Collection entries
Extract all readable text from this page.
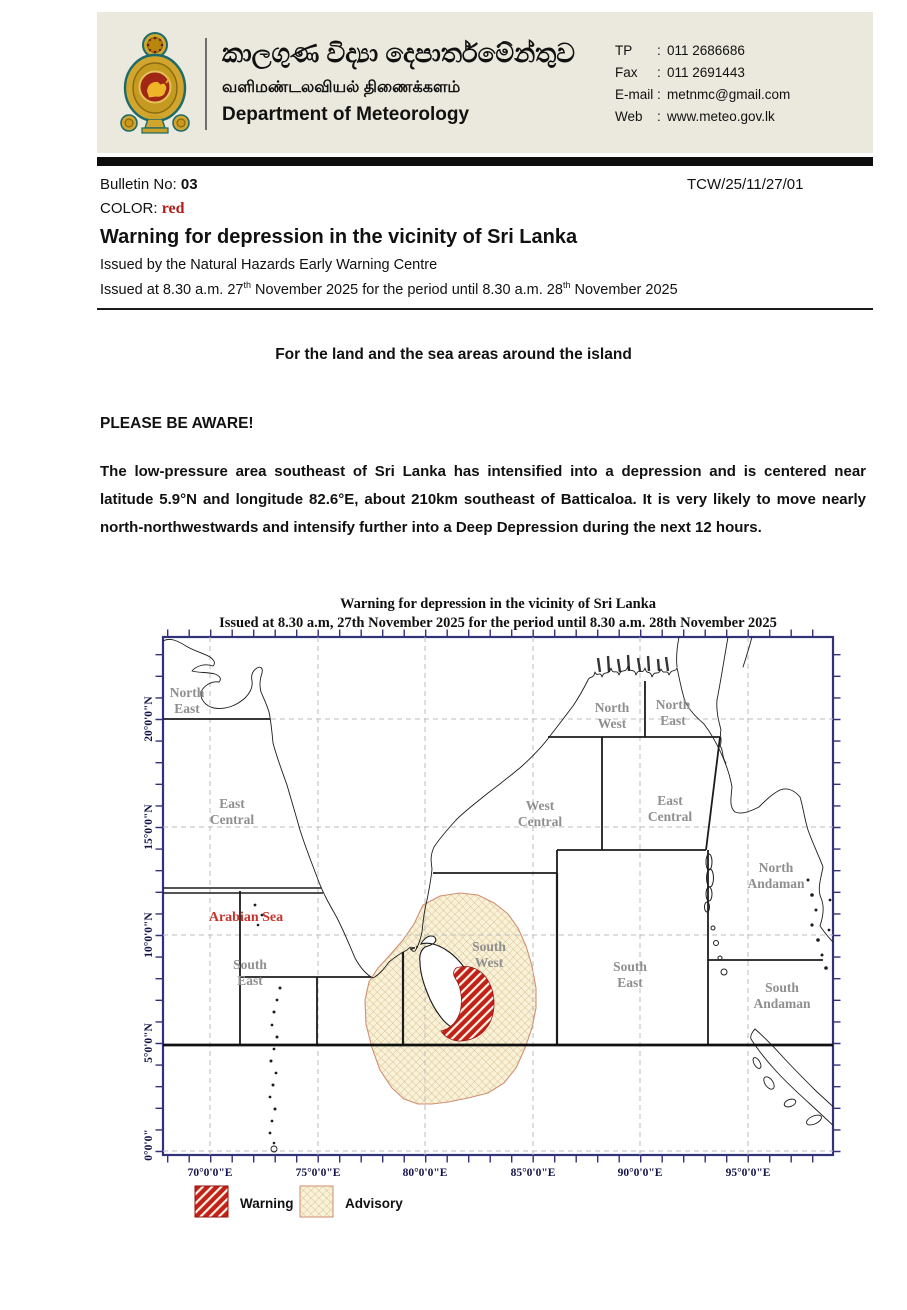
කාලගුණ විද්‍යා දෙපාර්තමේන්තුව
வளிமண்டலவியல் திணைக்களம்
Department of Meteorology
TP	: 011 2686686
Fax	: 011 2691443
E-mail : metnmc@gmail.com
Web	: www.meteo.gov.lk
Bulletin No: 03	TCW/25/11/27/01
COLOR: red
Warning for depression in the vicinity of Sri Lanka
Issued by the Natural Hazards Early Warning Centre
Issued at 8.30 a.m. 27th November 2025 for the period until 8.30 a.m. 28th November 2025
For the land and the sea areas around the island
PLEASE BE AWARE!
The low-pressure area southeast of Sri Lanka has intensified into a depression and is centered near latitude 5.9°N and longitude 82.6°E, about 210km southeast of Batticaloa. It is very likely to move nearly north-northwestwards and intensify further into a Deep Depression during the next 12 hours.
Warning for depression in the vicinity of Sri Lanka
Issued at 8.30 a.m, 27th November 2025 for the period until 8.30 a.m. 28th November 2025
North East
East Central
South East
North West
North East
West Central
East Central
North Andaman
South West	South East	South Andaman
Arabian Sea
70°0'0"E	75°0'0"E	80°0'0"E	85°0'0"E	90°0'0"E	95°0'0"E
20°0'0"N
15°0'0"N
10°0'0"N
5°0'0"N
0°0'0"
Warning	Advisory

§ **Given instruction**
Find the word "November" in the data and show each line that holds it.

§ **Solution to the exercise**
Issued at 8.30 a.m. 27th November 2025 for the period until 8.30 a.m. 28th November 2025
Issued at 8.30 a.m, 27th November 2025 for the period until 8.30 a.m. 28th November 2025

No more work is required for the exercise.